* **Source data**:
|---|

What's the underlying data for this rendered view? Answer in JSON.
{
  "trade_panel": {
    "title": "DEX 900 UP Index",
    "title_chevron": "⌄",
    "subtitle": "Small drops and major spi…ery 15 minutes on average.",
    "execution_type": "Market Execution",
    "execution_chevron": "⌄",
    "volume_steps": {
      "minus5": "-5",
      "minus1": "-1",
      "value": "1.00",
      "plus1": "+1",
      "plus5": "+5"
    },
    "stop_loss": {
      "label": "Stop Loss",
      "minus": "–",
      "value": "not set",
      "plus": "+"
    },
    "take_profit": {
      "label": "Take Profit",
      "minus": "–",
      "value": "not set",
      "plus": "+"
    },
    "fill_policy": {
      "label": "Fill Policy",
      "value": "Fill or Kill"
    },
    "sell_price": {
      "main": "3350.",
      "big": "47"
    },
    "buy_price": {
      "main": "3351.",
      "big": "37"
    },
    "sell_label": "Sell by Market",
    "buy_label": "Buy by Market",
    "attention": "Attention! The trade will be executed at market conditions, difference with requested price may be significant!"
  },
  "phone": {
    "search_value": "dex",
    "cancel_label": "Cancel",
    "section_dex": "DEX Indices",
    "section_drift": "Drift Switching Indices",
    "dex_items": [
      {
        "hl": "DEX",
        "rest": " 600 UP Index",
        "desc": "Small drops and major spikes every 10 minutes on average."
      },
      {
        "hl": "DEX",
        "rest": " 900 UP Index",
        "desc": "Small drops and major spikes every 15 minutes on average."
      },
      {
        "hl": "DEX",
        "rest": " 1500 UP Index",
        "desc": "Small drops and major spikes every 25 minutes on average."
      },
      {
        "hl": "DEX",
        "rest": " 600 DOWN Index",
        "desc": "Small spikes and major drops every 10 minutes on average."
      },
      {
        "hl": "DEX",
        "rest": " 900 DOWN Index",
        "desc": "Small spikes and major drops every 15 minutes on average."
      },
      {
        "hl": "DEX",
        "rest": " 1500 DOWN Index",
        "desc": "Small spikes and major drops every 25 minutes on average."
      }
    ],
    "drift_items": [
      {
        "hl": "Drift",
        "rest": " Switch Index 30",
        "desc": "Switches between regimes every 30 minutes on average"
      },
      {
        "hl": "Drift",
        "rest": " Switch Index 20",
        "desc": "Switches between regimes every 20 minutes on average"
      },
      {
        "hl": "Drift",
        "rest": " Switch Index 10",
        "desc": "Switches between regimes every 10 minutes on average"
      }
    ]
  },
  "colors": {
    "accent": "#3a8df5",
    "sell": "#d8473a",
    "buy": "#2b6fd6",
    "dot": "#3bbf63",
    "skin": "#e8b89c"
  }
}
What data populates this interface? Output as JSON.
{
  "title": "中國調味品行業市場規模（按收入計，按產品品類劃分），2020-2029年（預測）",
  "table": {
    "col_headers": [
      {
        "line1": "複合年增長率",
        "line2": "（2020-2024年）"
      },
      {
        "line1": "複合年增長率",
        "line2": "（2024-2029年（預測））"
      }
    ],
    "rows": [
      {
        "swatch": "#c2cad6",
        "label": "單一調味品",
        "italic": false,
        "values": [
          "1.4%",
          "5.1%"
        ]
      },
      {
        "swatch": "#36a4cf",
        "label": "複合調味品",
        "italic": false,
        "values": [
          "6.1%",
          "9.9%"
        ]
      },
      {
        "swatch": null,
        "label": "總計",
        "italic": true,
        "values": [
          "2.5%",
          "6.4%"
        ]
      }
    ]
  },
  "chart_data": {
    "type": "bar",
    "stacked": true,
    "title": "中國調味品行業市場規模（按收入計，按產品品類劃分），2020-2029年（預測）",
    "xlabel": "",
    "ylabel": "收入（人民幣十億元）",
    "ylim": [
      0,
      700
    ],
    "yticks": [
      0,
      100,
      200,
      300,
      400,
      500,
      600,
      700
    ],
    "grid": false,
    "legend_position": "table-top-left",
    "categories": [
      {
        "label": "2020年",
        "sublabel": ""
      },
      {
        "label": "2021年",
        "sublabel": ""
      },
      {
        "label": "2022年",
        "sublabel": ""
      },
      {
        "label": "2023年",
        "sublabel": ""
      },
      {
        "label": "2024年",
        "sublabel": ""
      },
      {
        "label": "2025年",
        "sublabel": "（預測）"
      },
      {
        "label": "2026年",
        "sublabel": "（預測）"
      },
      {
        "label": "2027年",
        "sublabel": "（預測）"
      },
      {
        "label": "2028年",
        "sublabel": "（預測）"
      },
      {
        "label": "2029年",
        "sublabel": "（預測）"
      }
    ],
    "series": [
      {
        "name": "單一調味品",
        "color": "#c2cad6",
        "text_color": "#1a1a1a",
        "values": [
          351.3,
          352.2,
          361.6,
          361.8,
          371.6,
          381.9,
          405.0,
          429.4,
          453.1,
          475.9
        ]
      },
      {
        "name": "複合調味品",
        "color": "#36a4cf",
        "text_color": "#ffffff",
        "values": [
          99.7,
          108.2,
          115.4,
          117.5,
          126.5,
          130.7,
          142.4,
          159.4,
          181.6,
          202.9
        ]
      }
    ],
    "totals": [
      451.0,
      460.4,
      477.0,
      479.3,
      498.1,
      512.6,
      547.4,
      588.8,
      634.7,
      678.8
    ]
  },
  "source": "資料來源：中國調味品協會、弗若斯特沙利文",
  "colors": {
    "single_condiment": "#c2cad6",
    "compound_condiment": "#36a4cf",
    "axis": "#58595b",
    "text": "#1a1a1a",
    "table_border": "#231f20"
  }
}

|---|

* **WORK TO DO**:
Filter the listing for the word "按產品品類劃分" and copy every line that holds it.

* **TASK RESULT**:
  "title": "中國調味品行業市場規模（按收入計，按產品品類劃分），2020-2029年（預測）",
    "title": "中國調味品行業市場規模（按收入計，按產品品類劃分），2020-2029年（預測）",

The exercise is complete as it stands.